_ABOUT THIS EXERCISE_
Lines with "name": please show every one of them from the listing below.

──────── THE DATA

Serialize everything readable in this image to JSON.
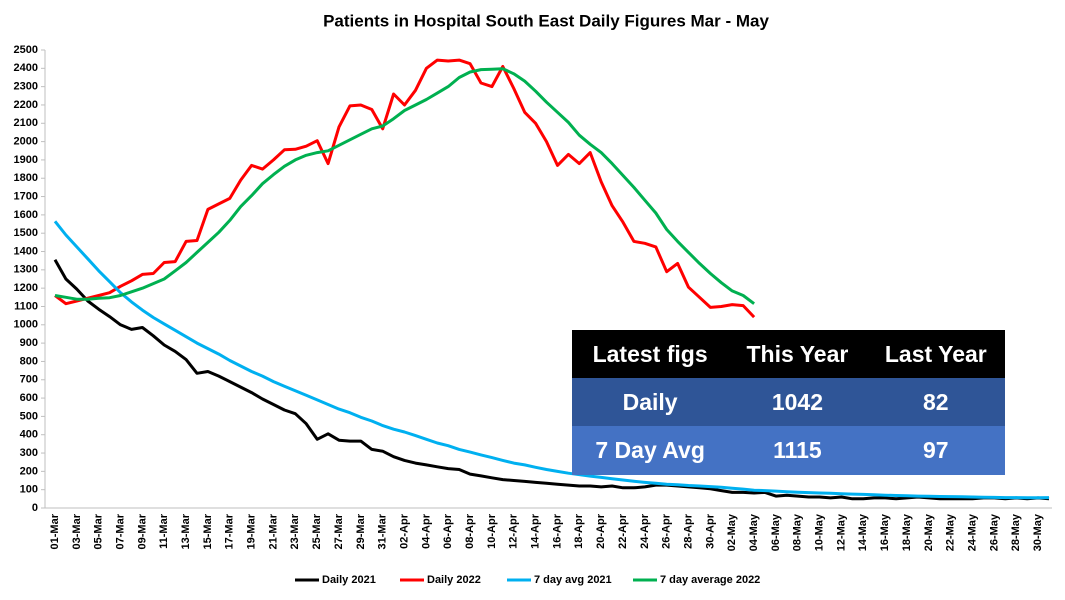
{
  "chart_data": {
    "type": "line",
    "title": "Patients in Hospital  South East Daily Figures Mar - May",
    "categories": [
      "01-Mar",
      null,
      "03-Mar",
      null,
      "05-Mar",
      null,
      "07-Mar",
      null,
      "09-Mar",
      null,
      "11-Mar",
      null,
      "13-Mar",
      null,
      "15-Mar",
      null,
      "17-Mar",
      null,
      "19-Mar",
      null,
      "21-Mar",
      null,
      "23-Mar",
      null,
      "25-Mar",
      null,
      "27-Mar",
      null,
      "29-Mar",
      null,
      "31-Mar",
      null,
      "02-Apr",
      null,
      "04-Apr",
      null,
      "06-Apr",
      null,
      "08-Apr",
      null,
      "10-Apr",
      null,
      "12-Apr",
      null,
      "14-Apr",
      null,
      "16-Apr",
      null,
      "18-Apr",
      null,
      "20-Apr",
      null,
      "22-Apr",
      null,
      "24-Apr",
      null,
      "26-Apr",
      null,
      "28-Apr",
      null,
      "30-Apr",
      null,
      "02-May",
      null,
      "04-May",
      null,
      "06-May",
      null,
      "08-May",
      null,
      "10-May",
      null,
      "12-May",
      null,
      "14-May",
      null,
      "16-May",
      null,
      "18-May",
      null,
      "20-May",
      null,
      "22-May",
      null,
      "24-May",
      null,
      "26-May",
      null,
      "28-May",
      null,
      "30-May",
      null
    ],
    "series": [
      {
        "name": "Daily 2021",
        "color": "#000000",
        "values": [
          1355,
          1250,
          1195,
          1130,
          1085,
          1045,
          1000,
          975,
          985,
          940,
          890,
          855,
          810,
          735,
          745,
          720,
          690,
          660,
          630,
          595,
          565,
          535,
          515,
          460,
          375,
          405,
          370,
          365,
          365,
          320,
          310,
          280,
          260,
          245,
          235,
          225,
          215,
          210,
          185,
          175,
          165,
          155,
          150,
          145,
          140,
          135,
          130,
          125,
          120,
          120,
          115,
          120,
          110,
          110,
          115,
          125,
          125,
          120,
          115,
          110,
          105,
          95,
          85,
          85,
          82,
          85,
          65,
          70,
          65,
          60,
          60,
          55,
          60,
          50,
          50,
          55,
          55,
          50,
          55,
          60,
          55,
          50,
          50,
          50,
          50,
          55,
          55,
          50,
          55,
          50,
          55,
          50
        ]
      },
      {
        "name": "Daily 2022",
        "color": "#ff0000",
        "values": [
          1160,
          1115,
          1130,
          1145,
          1160,
          1175,
          1210,
          1240,
          1275,
          1280,
          1340,
          1345,
          1455,
          1460,
          1630,
          1660,
          1690,
          1790,
          1870,
          1850,
          1900,
          1955,
          1958,
          1975,
          2005,
          1880,
          2080,
          2195,
          2200,
          2175,
          2070,
          2260,
          2200,
          2280,
          2400,
          2445,
          2440,
          2445,
          2425,
          2320,
          2300,
          2410,
          2290,
          2160,
          2100,
          2000,
          1870,
          1930,
          1880,
          1940,
          1780,
          1650,
          1560,
          1455,
          1445,
          1425,
          1290,
          1335,
          1205,
          1150,
          1095,
          1100,
          1110,
          1105,
          1042,
          null,
          null,
          null,
          null,
          null,
          null,
          null,
          null,
          null,
          null,
          null,
          null,
          null,
          null,
          null,
          null,
          null,
          null,
          null,
          null,
          null,
          null,
          null,
          null,
          null,
          null,
          null
        ]
      },
      {
        "name": "7 day avg 2021",
        "color": "#00b0f0",
        "values": [
          1565,
          1490,
          1425,
          1360,
          1295,
          1235,
          1175,
          1125,
          1080,
          1040,
          1005,
          970,
          935,
          900,
          870,
          840,
          805,
          775,
          745,
          720,
          690,
          665,
          640,
          615,
          590,
          565,
          540,
          520,
          495,
          475,
          450,
          430,
          415,
          395,
          375,
          355,
          340,
          320,
          305,
          290,
          275,
          260,
          245,
          235,
          222,
          210,
          200,
          190,
          182,
          174,
          167,
          160,
          153,
          146,
          140,
          135,
          130,
          127,
          123,
          120,
          117,
          113,
          108,
          103,
          97,
          95,
          92,
          89,
          86,
          84,
          82,
          80,
          78,
          76,
          74,
          72,
          70,
          68,
          67,
          65,
          64,
          63,
          62,
          61,
          60,
          59,
          58,
          57,
          57,
          56,
          56,
          57
        ]
      },
      {
        "name": "7 day average 2022",
        "color": "#00b050",
        "values": [
          1160,
          1150,
          1140,
          1140,
          1145,
          1148,
          1160,
          1180,
          1200,
          1225,
          1250,
          1295,
          1340,
          1395,
          1450,
          1505,
          1570,
          1645,
          1705,
          1770,
          1820,
          1865,
          1900,
          1925,
          1940,
          1950,
          1980,
          2010,
          2040,
          2070,
          2085,
          2125,
          2170,
          2200,
          2230,
          2265,
          2300,
          2350,
          2380,
          2393,
          2395,
          2398,
          2370,
          2330,
          2275,
          2215,
          2160,
          2105,
          2035,
          1985,
          1940,
          1880,
          1815,
          1750,
          1680,
          1610,
          1520,
          1455,
          1395,
          1335,
          1280,
          1230,
          1185,
          1160,
          1115,
          null,
          null,
          null,
          null,
          null,
          null,
          null,
          null,
          null,
          null,
          null,
          null,
          null,
          null,
          null,
          null,
          null,
          null,
          null,
          null,
          null,
          null,
          null,
          null,
          null,
          null,
          null
        ]
      }
    ],
    "ylim": [
      0,
      2500
    ],
    "yticks": [
      0,
      100,
      200,
      300,
      400,
      500,
      600,
      700,
      800,
      900,
      1000,
      1100,
      1200,
      1300,
      1400,
      1500,
      1600,
      1700,
      1800,
      1900,
      2000,
      2100,
      2200,
      2300,
      2400,
      2500
    ],
    "grid": false,
    "legend": "bottom"
  },
  "table": {
    "headers": [
      "Latest figs",
      "This Year",
      "Last Year"
    ],
    "rows": [
      [
        "Daily",
        "1042",
        "82"
      ],
      [
        "7 Day Avg",
        "1115",
        "97"
      ]
    ]
  }
}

────────────────

_RESULT OF THIS EXERCISE_
        "name": "Daily 2021",
        "name": "Daily 2022",
        "name": "7 day avg 2021",
        "name": "7 day average 2022",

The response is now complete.